*Work to do:* Transcribe the records below exactly, leaving out any pictures.

*Given information:*
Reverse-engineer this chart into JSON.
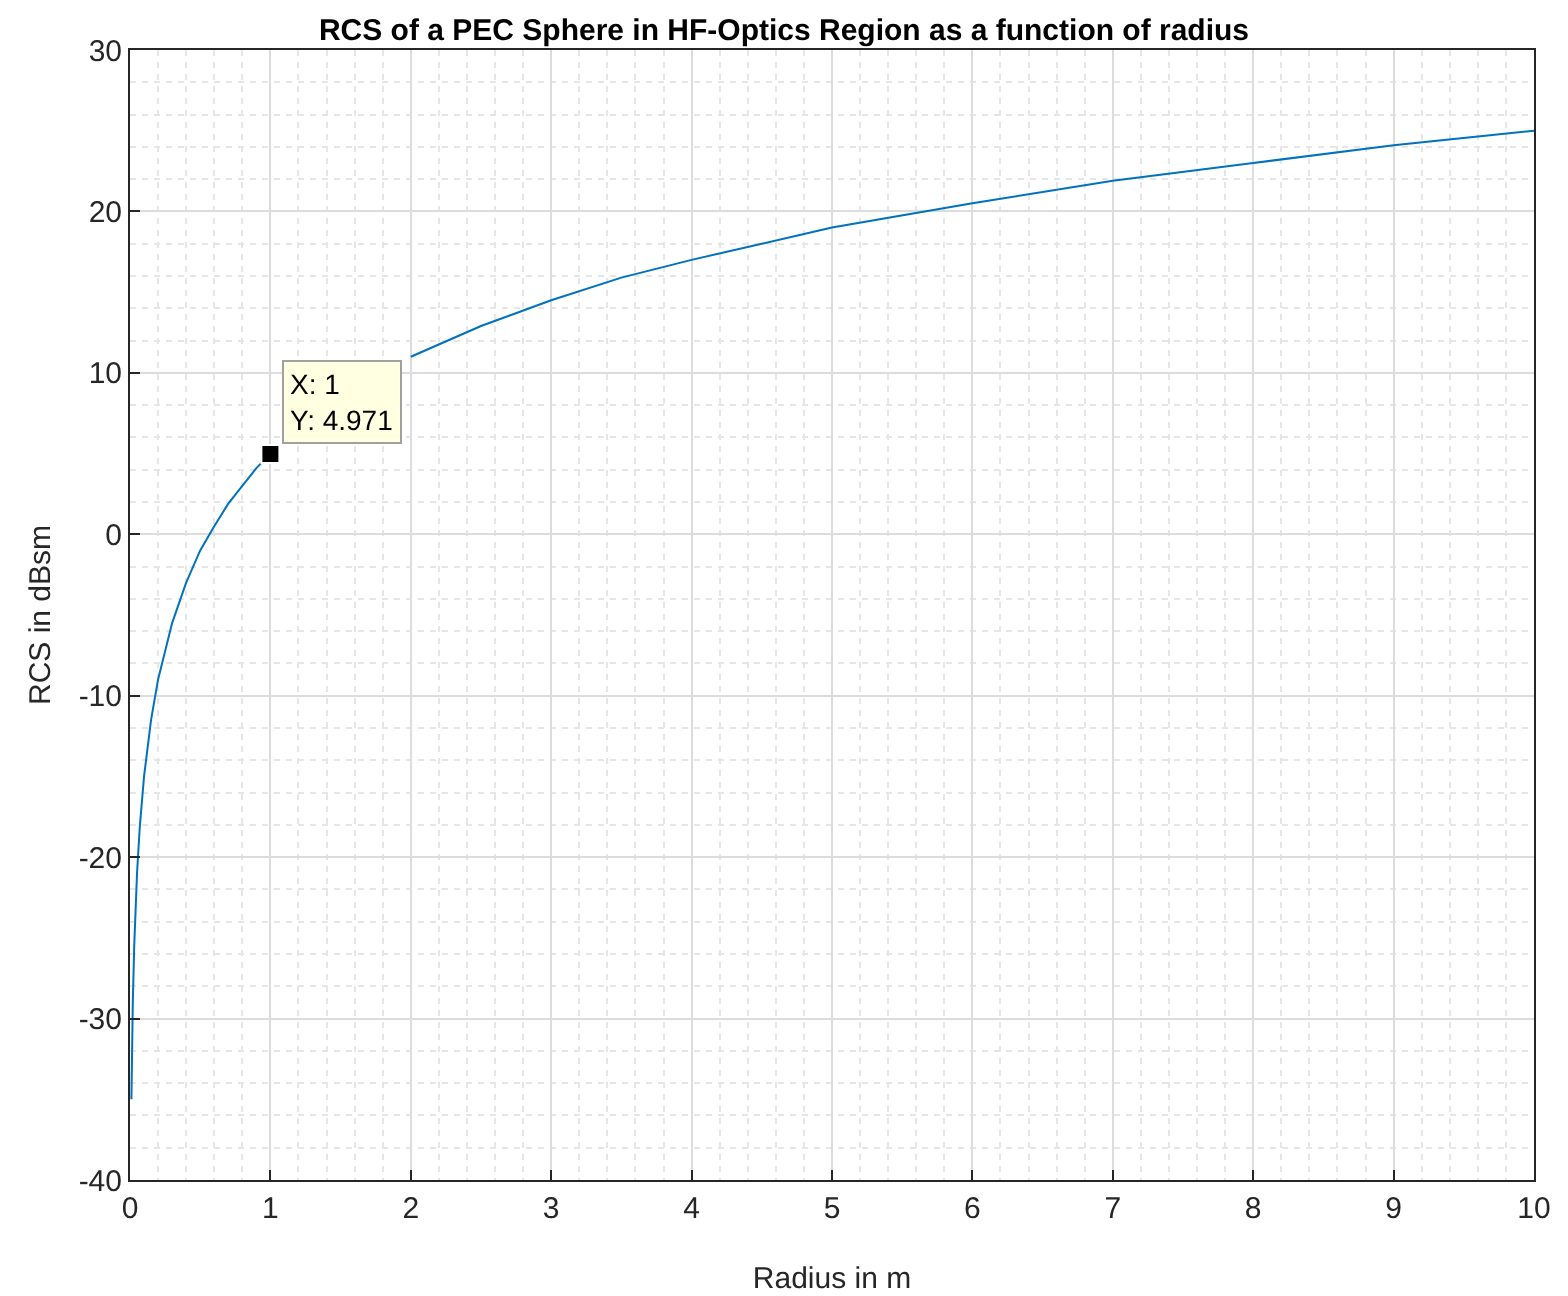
{
  "chart_data": {
    "type": "line",
    "title": "RCS of a PEC Sphere in HF-Optics Region as a function of radius",
    "xlabel": "Radius in m",
    "ylabel": "RCS in dBsm",
    "xlim": [
      0,
      10
    ],
    "xticks": [
      0,
      1,
      2,
      3,
      4,
      5,
      6,
      7,
      8,
      9,
      10
    ],
    "ylim": [
      -40,
      30
    ],
    "yticks": [
      -40,
      -30,
      -20,
      -10,
      0,
      10,
      20,
      30
    ],
    "grid": true,
    "marker": "none",
    "line_style": "solid",
    "series": [
      {
        "color": "#0072bd",
        "x": [
          0.01,
          0.02,
          0.03,
          0.05,
          0.07,
          0.1,
          0.15,
          0.2,
          0.3,
          0.4,
          0.5,
          0.6,
          0.7,
          0.8,
          0.9,
          1,
          1.25,
          1.5,
          1.75,
          2,
          2.5,
          3,
          3.5,
          4,
          4.5,
          5,
          6,
          7,
          8,
          9,
          10
        ],
        "values": [
          -35,
          -29,
          -25.5,
          -21,
          -18.1,
          -15,
          -11.5,
          -9,
          -5.5,
          -3,
          -1,
          0.5,
          1.9,
          3,
          4.1,
          5,
          null,
          null,
          null,
          11,
          12.9,
          14.5,
          15.9,
          17,
          18,
          19,
          20.5,
          21.9,
          23,
          24.1,
          25
        ]
      },
      {
        "type": "scatter",
        "marker": "square",
        "color": "#000000",
        "x": [
          1
        ],
        "values": [
          4.971
        ]
      }
    ],
    "annotations": [
      {
        "text": "X: 1\nY: 4.971",
        "x": 1,
        "y": 4.971
      }
    ]
  }
}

*Expected answer:*
Reverse-engineer this chart into JSON.
{
  "chart_data": {
    "type": "line",
    "title": "RCS of a PEC Sphere in HF-Optics Region as a function of radius",
    "xlabel": "Radius in m",
    "ylabel": "RCS in dBsm",
    "xlim": [
      0,
      10
    ],
    "xticks": [
      0,
      1,
      2,
      3,
      4,
      5,
      6,
      7,
      8,
      9,
      10
    ],
    "ylim": [
      -40,
      30
    ],
    "yticks": [
      -40,
      -30,
      -20,
      -10,
      0,
      10,
      20,
      30
    ],
    "grid": true,
    "marker": "none",
    "line_style": "solid",
    "series": [
      {
        "color": "#0072bd",
        "x": [
          0.01,
          0.02,
          0.03,
          0.05,
          0.07,
          0.1,
          0.15,
          0.2,
          0.3,
          0.4,
          0.5,
          0.6,
          0.7,
          0.8,
          0.9,
          1,
          1.25,
          1.5,
          1.75,
          2,
          2.5,
          3,
          3.5,
          4,
          4.5,
          5,
          6,
          7,
          8,
          9,
          10
        ],
        "values": [
          -35,
          -29,
          -25.5,
          -21,
          -18.1,
          -15,
          -11.5,
          -9,
          -5.5,
          -3,
          -1,
          0.5,
          1.9,
          3,
          4.1,
          5,
          null,
          null,
          null,
          11,
          12.9,
          14.5,
          15.9,
          17,
          18,
          19,
          20.5,
          21.9,
          23,
          24.1,
          25
        ]
      },
      {
        "type": "scatter",
        "marker": "square",
        "color": "#000000",
        "x": [
          1
        ],
        "values": [
          4.971
        ]
      }
    ],
    "annotations": [
      {
        "text": "X: 1\nY: 4.971",
        "x": 1,
        "y": 4.971
      }
    ]
  }
}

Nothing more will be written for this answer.